Data records
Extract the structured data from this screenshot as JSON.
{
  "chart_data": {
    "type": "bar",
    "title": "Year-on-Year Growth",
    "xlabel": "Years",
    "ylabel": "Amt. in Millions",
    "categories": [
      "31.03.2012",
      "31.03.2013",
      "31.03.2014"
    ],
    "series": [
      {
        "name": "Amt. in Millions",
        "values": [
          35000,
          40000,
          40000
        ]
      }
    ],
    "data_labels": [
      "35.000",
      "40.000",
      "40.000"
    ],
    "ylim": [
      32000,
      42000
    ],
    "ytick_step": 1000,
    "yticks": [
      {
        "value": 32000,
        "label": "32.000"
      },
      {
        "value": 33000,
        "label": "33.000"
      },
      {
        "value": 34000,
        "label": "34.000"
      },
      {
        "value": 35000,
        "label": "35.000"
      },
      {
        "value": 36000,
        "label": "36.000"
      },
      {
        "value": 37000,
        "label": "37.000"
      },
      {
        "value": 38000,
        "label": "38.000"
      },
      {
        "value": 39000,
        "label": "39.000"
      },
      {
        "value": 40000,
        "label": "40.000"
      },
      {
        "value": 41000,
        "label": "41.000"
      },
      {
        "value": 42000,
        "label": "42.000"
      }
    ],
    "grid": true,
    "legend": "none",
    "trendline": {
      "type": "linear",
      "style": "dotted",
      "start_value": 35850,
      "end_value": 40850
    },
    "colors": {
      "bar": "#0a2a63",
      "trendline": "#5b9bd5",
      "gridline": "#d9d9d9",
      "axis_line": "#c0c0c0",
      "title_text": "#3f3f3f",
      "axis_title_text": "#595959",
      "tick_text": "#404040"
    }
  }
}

## WORK INSTRUCTIONS
Copy each record from above without leaving any out.

## EXPECTED ANSWER
Extract the structured data from this screenshot as JSON.
{
  "chart_data": {
    "type": "bar",
    "title": "Year-on-Year Growth",
    "xlabel": "Years",
    "ylabel": "Amt. in Millions",
    "categories": [
      "31.03.2012",
      "31.03.2013",
      "31.03.2014"
    ],
    "series": [
      {
        "name": "Amt. in Millions",
        "values": [
          35000,
          40000,
          40000
        ]
      }
    ],
    "data_labels": [
      "35.000",
      "40.000",
      "40.000"
    ],
    "ylim": [
      32000,
      42000
    ],
    "ytick_step": 1000,
    "yticks": [
      {
        "value": 32000,
        "label": "32.000"
      },
      {
        "value": 33000,
        "label": "33.000"
      },
      {
        "value": 34000,
        "label": "34.000"
      },
      {
        "value": 35000,
        "label": "35.000"
      },
      {
        "value": 36000,
        "label": "36.000"
      },
      {
        "value": 37000,
        "label": "37.000"
      },
      {
        "value": 38000,
        "label": "38.000"
      },
      {
        "value": 39000,
        "label": "39.000"
      },
      {
        "value": 40000,
        "label": "40.000"
      },
      {
        "value": 41000,
        "label": "41.000"
      },
      {
        "value": 42000,
        "label": "42.000"
      }
    ],
    "grid": true,
    "legend": "none",
    "trendline": {
      "type": "linear",
      "style": "dotted",
      "start_value": 35850,
      "end_value": 40850
    },
    "colors": {
      "bar": "#0a2a63",
      "trendline": "#5b9bd5",
      "gridline": "#d9d9d9",
      "axis_line": "#c0c0c0",
      "title_text": "#3f3f3f",
      "axis_title_text": "#595959",
      "tick_text": "#404040"
    }
  }
}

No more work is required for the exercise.